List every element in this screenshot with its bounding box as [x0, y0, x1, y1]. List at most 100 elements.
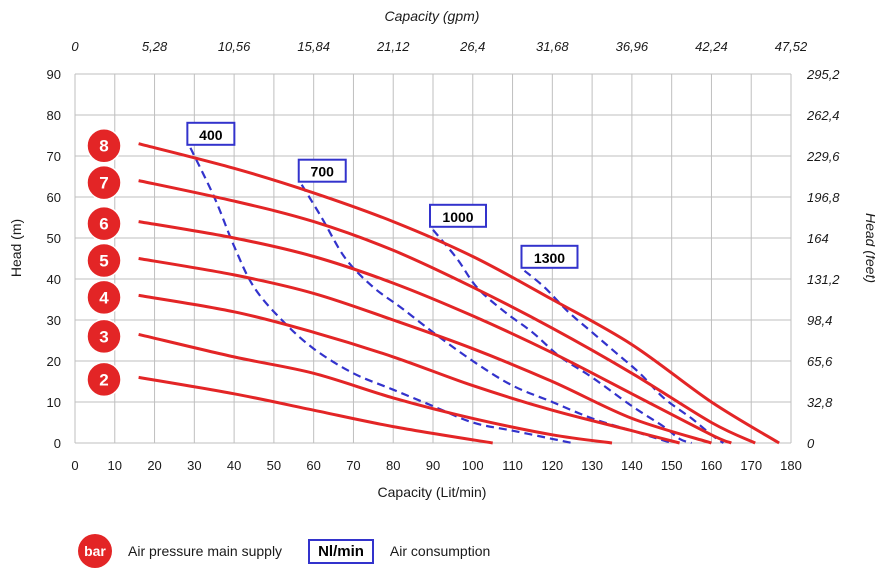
- x-tick-label: 180: [780, 458, 802, 473]
- badge-circle: [86, 242, 122, 279]
- x2-axis-title: Capacity (gpm): [385, 8, 480, 24]
- x2-tick-label: 42,24: [695, 39, 728, 54]
- y-tick-label: 60: [47, 190, 61, 205]
- air-consumption-labels: 400 700 1000 1300: [186, 121, 579, 269]
- x2-tick-label: 21,12: [376, 39, 410, 54]
- badge-label: 3: [99, 327, 108, 346]
- legend-air-text: Air consumption: [389, 543, 491, 559]
- x2-tick-label: 5,28: [142, 39, 168, 54]
- pressure-badge-4: 4: [86, 279, 122, 316]
- badge-circle: [86, 318, 122, 355]
- air-label-box: [520, 244, 579, 269]
- air-label-400: 400: [186, 121, 236, 146]
- air-label-box: [297, 158, 347, 183]
- x-tick-label: 90: [426, 458, 440, 473]
- x2-tick-label: 31,68: [536, 39, 569, 54]
- legend-pressure-text: Air pressure main supply: [128, 543, 283, 559]
- y-tick-label: 20: [47, 354, 61, 369]
- y-tick-label: 30: [47, 313, 61, 328]
- y-tick-label: 50: [47, 231, 61, 246]
- pressure-badge-6: 6: [86, 205, 122, 242]
- grid: [74, 73, 792, 444]
- badge-circle: [86, 164, 122, 201]
- x2-tick-label: 10,56: [218, 39, 251, 54]
- pressure-curve-5: [138, 257, 712, 445]
- y-tick-label: 40: [47, 272, 61, 287]
- x2-tick-label: 47,52: [775, 39, 808, 54]
- air-label-box: [429, 203, 487, 228]
- air-label-1000: 1000: [429, 203, 487, 228]
- y-tick-label: 10: [47, 395, 61, 410]
- pressure-badge-2: 2: [86, 361, 122, 398]
- x-tick-label: 80: [386, 458, 400, 473]
- pressure-curve-4: [138, 293, 680, 445]
- x2-tick-label: 36,96: [616, 39, 649, 54]
- pressure-badges: 2 3 4 5 6 7 8: [86, 127, 122, 398]
- x-tick-label: 140: [621, 458, 643, 473]
- air-curve-1300: [523, 269, 725, 444]
- x-tick-label: 50: [267, 458, 281, 473]
- air-label-box: [186, 121, 236, 146]
- x2-tick-label: 26,4: [459, 39, 485, 54]
- x-tick-label: 160: [701, 458, 723, 473]
- x-tick-label: 150: [661, 458, 683, 473]
- badge-circle: [86, 361, 122, 398]
- x-tick-label: 120: [541, 458, 563, 473]
- legend: bar Air pressure main supply Nl/min Air …: [78, 534, 490, 568]
- badge-label: 7: [99, 174, 108, 193]
- x-tick-label: 100: [462, 458, 484, 473]
- pressure-badge-8: 8: [86, 127, 122, 164]
- legend-air-box: Nl/min: [308, 538, 374, 564]
- y-tick-label: 0: [54, 436, 61, 451]
- air-curve-400: [189, 147, 573, 445]
- pressure-badge-5: 5: [86, 242, 122, 279]
- badge-label: 4: [99, 288, 109, 307]
- air-label-text: 1000: [442, 209, 473, 225]
- y2-tick-label: 164: [807, 231, 829, 246]
- air-label-text: 1300: [534, 250, 565, 266]
- air-label-text: 400: [199, 127, 223, 143]
- x-tick-label: 0: [71, 458, 78, 473]
- y2-tick-label: 0: [807, 436, 815, 451]
- y2-tick-label: 131,2: [807, 272, 840, 287]
- x-axis-title: Capacity (Lit/min): [378, 484, 487, 500]
- bar-badge-icon: bar: [78, 534, 112, 568]
- pressure-curves: [138, 142, 780, 445]
- y2-tick-label: 32,8: [807, 395, 833, 410]
- x-tick-label: 10: [108, 458, 122, 473]
- x-tick-label: 30: [187, 458, 201, 473]
- y2-tick-label: 295,2: [806, 67, 840, 82]
- badge-label: 6: [99, 215, 108, 234]
- pressure-curve-6: [138, 220, 732, 445]
- y2-tick-label: 229,6: [806, 149, 840, 164]
- y-axis-title: Head (m): [8, 219, 24, 277]
- y2-tick-label: 196,8: [807, 190, 840, 205]
- x2-tick-label: 15,84: [297, 39, 330, 54]
- pressure-badge-7: 7: [86, 164, 122, 201]
- pressure-curve-3: [138, 332, 613, 445]
- badge-circle: [86, 127, 122, 164]
- y-tick-label: 80: [47, 108, 61, 123]
- x-tick-label: 20: [147, 458, 161, 473]
- y2-axis-title: Head (feet): [863, 213, 875, 283]
- badge-circle: [86, 205, 122, 242]
- y2-tick-label: 262,4: [806, 108, 840, 123]
- x-tick-label: 110: [502, 458, 523, 473]
- y-tick-label: 70: [47, 149, 61, 164]
- badge-circle: [86, 279, 122, 316]
- x-tick-label: 40: [227, 458, 241, 473]
- pressure-badge-3: 3: [86, 318, 122, 355]
- pressure-curve-7: [138, 179, 756, 445]
- x-tick-label: 130: [581, 458, 603, 473]
- air-curve-700: [300, 184, 673, 445]
- x-tick-label: 60: [306, 458, 320, 473]
- tick-labels: 0 10 20 30 40 50 60 70 80 90 100 110 120 130 140 150 160…: [47, 39, 841, 473]
- pressure-curve-8: [138, 142, 780, 445]
- air-label-700: 700: [297, 158, 347, 183]
- y2-tick-label: 65,6: [807, 354, 833, 369]
- badge-label: 8: [99, 137, 108, 156]
- badge-label: 2: [99, 370, 108, 389]
- pressure-curve-2: [138, 375, 493, 445]
- y-tick-label: 90: [47, 67, 61, 82]
- x-tick-label: 170: [740, 458, 762, 473]
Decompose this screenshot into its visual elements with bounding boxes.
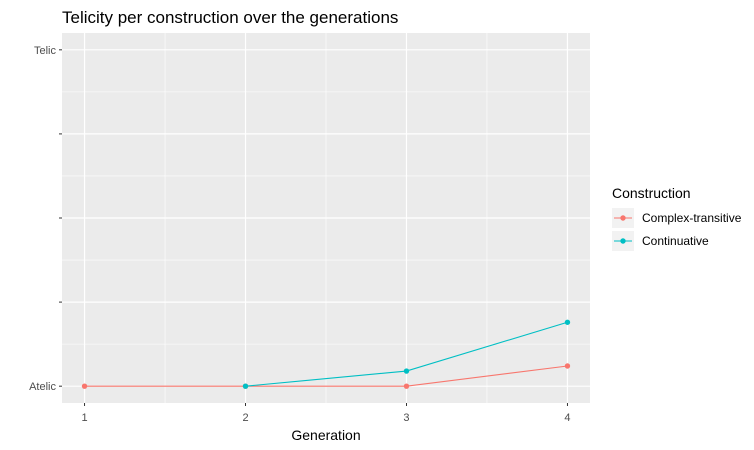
- series-point: [242, 383, 249, 389]
- series-point: [564, 319, 571, 325]
- x-tick-label: 1: [81, 412, 87, 424]
- x-tick-label: 4: [564, 412, 570, 424]
- series-point: [564, 363, 571, 369]
- series-point: [403, 368, 410, 374]
- major-gridlines: [62, 33, 590, 403]
- y-tick-label: Telic: [34, 45, 57, 57]
- legend-title: Construction: [612, 185, 691, 201]
- series-line: [84, 365, 568, 387]
- x-axis: 1 2 3 4: [81, 403, 571, 424]
- x-axis-title: Generation: [291, 427, 360, 443]
- legend-key-point: [620, 238, 626, 244]
- chart-title: Telicity per construction over the gener…: [62, 8, 398, 27]
- legend-label: Complex-transitive: [642, 211, 742, 225]
- legend-label: Continuative: [642, 234, 709, 248]
- x-tick-label: 2: [242, 412, 248, 424]
- series-point: [403, 383, 410, 389]
- legend: Construction Complex-transitive Continuat…: [612, 185, 742, 251]
- series-layer: [81, 319, 571, 389]
- y-axis: Atelic Telic: [29, 45, 62, 393]
- x-tick-label: 3: [403, 412, 409, 424]
- y-tick-label: Atelic: [29, 381, 56, 393]
- legend-key-point: [620, 215, 626, 221]
- series-point: [81, 383, 88, 389]
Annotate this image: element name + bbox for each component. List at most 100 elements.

* _Goal_: Copy every line of the listing above word for word, leaving out the pictures.

* _Response to this task_:
List every element in this screenshot with its bounding box as [x0, y0, x1, y1]. List at most 100 elements.
- x-tick-label: 180: [780, 458, 802, 473]
- badge-circle: [86, 242, 122, 279]
- x2-axis-title: Capacity (gpm): [385, 8, 480, 24]
- x2-tick-label: 42,24: [695, 39, 728, 54]
- y-tick-label: 60: [47, 190, 61, 205]
- air-consumption-labels: 400 700 1000 1300: [186, 121, 579, 269]
- x2-tick-label: 21,12: [376, 39, 410, 54]
- badge-label: 3: [99, 327, 108, 346]
- legend-air-text: Air consumption: [389, 543, 491, 559]
- x2-tick-label: 5,28: [142, 39, 168, 54]
- pressure-badge-4: 4: [86, 279, 122, 316]
- badge-circle: [86, 318, 122, 355]
- air-label-box: [520, 244, 579, 269]
- air-label-400: 400: [186, 121, 236, 146]
- air-label-box: [297, 158, 347, 183]
- x-tick-label: 90: [426, 458, 440, 473]
- x2-tick-label: 31,68: [536, 39, 569, 54]
- legend-pressure-text: Air pressure main supply: [128, 543, 283, 559]
- y-tick-label: 20: [47, 354, 61, 369]
- y-tick-label: 30: [47, 313, 61, 328]
- y-tick-label: 50: [47, 231, 61, 246]
- pressure-badge-6: 6: [86, 205, 122, 242]
- grid: [74, 73, 792, 444]
- badge-circle: [86, 164, 122, 201]
- x2-tick-label: 10,56: [218, 39, 251, 54]
- pressure-curve-5: [138, 257, 712, 445]
- y-tick-label: 40: [47, 272, 61, 287]
- x2-tick-label: 47,52: [775, 39, 808, 54]
- air-label-box: [429, 203, 487, 228]
- air-label-1000: 1000: [429, 203, 487, 228]
- y-tick-label: 10: [47, 395, 61, 410]
- pressure-badge-2: 2: [86, 361, 122, 398]
- x-tick-label: 80: [386, 458, 400, 473]
- pressure-curve-4: [138, 293, 680, 445]
- x2-tick-label: 36,96: [616, 39, 649, 54]
- pressure-badges: 2 3 4 5 6 7 8: [86, 127, 122, 398]
- x-tick-label: 140: [621, 458, 643, 473]
- air-curve-1300: [523, 269, 725, 444]
- x-tick-label: 50: [267, 458, 281, 473]
- air-label-box: [186, 121, 236, 146]
- x2-tick-label: 26,4: [459, 39, 485, 54]
- x-tick-label: 160: [701, 458, 723, 473]
- x-tick-label: 150: [661, 458, 683, 473]
- badge-circle: [86, 361, 122, 398]
- x-tick-label: 120: [541, 458, 563, 473]
- legend: bar Air pressure main supply Nl/min Air …: [78, 534, 490, 568]
- badge-label: 7: [99, 174, 108, 193]
- x-tick-label: 100: [462, 458, 484, 473]
- pressure-badge-8: 8: [86, 127, 122, 164]
- legend-air-box: Nl/min: [308, 538, 374, 564]
- y-tick-label: 0: [54, 436, 61, 451]
- air-curve-400: [189, 147, 573, 445]
- pressure-badge-5: 5: [86, 242, 122, 279]
- badge-label: 4: [99, 288, 109, 307]
- air-label-text: 1000: [442, 209, 473, 225]
- y2-tick-label: 164: [807, 231, 829, 246]
- air-label-text: 1300: [534, 250, 565, 266]
- air-label-text: 400: [199, 127, 223, 143]
- x-tick-label: 0: [71, 458, 78, 473]
- y2-tick-label: 0: [807, 436, 815, 451]
- y2-tick-label: 131,2: [807, 272, 840, 287]
- x-axis-title: Capacity (Lit/min): [378, 484, 487, 500]
- bar-badge-icon: bar: [78, 534, 112, 568]
- pressure-curves: [138, 142, 780, 445]
- y2-tick-label: 32,8: [807, 395, 833, 410]
- x-tick-label: 10: [108, 458, 122, 473]
- x-tick-label: 30: [187, 458, 201, 473]
- y2-tick-label: 295,2: [806, 67, 840, 82]
- badge-label: 6: [99, 215, 108, 234]
- pressure-curve-6: [138, 220, 732, 445]
- y2-tick-label: 229,6: [806, 149, 840, 164]
- y-axis-title: Head (m): [8, 219, 24, 277]
- y2-tick-label: 196,8: [807, 190, 840, 205]
- x2-tick-label: 15,84: [297, 39, 330, 54]
- pressure-badge-7: 7: [86, 164, 122, 201]
- pressure-curve-3: [138, 332, 613, 445]
- badge-circle: [86, 127, 122, 164]
- y-tick-label: 80: [47, 108, 61, 123]
- x-tick-label: 20: [147, 458, 161, 473]
- y2-axis-title: Head (feet): [863, 213, 875, 283]
- badge-circle: [86, 205, 122, 242]
- y2-tick-label: 262,4: [806, 108, 840, 123]
- x-tick-label: 110: [502, 458, 523, 473]
- y-tick-label: 70: [47, 149, 61, 164]
- badge-circle: [86, 279, 122, 316]
- x-tick-label: 40: [227, 458, 241, 473]
- pressure-badge-3: 3: [86, 318, 122, 355]
- pressure-curve-7: [138, 179, 756, 445]
- x-tick-label: 130: [581, 458, 603, 473]
- air-curve-700: [300, 184, 673, 445]
- x-tick-label: 60: [306, 458, 320, 473]
- tick-labels: 0 10 20 30 40 50 60 70 80 90 100 110 120 130 140 150 160…: [47, 39, 841, 473]
- pressure-curve-8: [138, 142, 780, 445]
- air-label-700: 700: [297, 158, 347, 183]
- y2-tick-label: 65,6: [807, 354, 833, 369]
- badge-label: 8: [99, 137, 108, 156]
- badge-label: 2: [99, 370, 108, 389]
- pressure-curve-2: [138, 375, 493, 445]
- y-tick-label: 90: [47, 67, 61, 82]
- x-tick-label: 170: [740, 458, 762, 473]
Decompose this screenshot into its visual elements with bounding boxes.
- series-point: [242, 383, 249, 389]
- series-point: [564, 319, 571, 325]
- x-tick-label: 1: [81, 412, 87, 424]
- x-tick-label: 4: [564, 412, 570, 424]
- series-point: [564, 363, 571, 369]
- series-point: [403, 368, 410, 374]
- major-gridlines: [62, 33, 590, 403]
- y-tick-label: Telic: [34, 45, 57, 57]
- legend-title: Construction: [612, 185, 691, 201]
- series-line: [84, 365, 568, 387]
- x-axis: 1 2 3 4: [81, 403, 571, 424]
- x-axis-title: Generation: [291, 427, 360, 443]
- legend-key-point: [620, 238, 626, 244]
- chart-title: Telicity per construction over the gener…: [62, 8, 398, 27]
- legend-label: Complex-transitive: [642, 211, 742, 225]
- legend-label: Continuative: [642, 234, 709, 248]
- x-tick-label: 2: [242, 412, 248, 424]
- series-point: [403, 383, 410, 389]
- legend: Construction Complex-transitive Continuat…: [612, 185, 742, 251]
- series-layer: [81, 319, 571, 389]
- y-axis: Atelic Telic: [29, 45, 62, 393]
- x-tick-label: 3: [403, 412, 409, 424]
- y-tick-label: Atelic: [29, 381, 56, 393]
- legend-key-point: [620, 215, 626, 221]
- series-point: [81, 383, 88, 389]
Annotate this image: element name + bbox for each component. List at most 100 elements.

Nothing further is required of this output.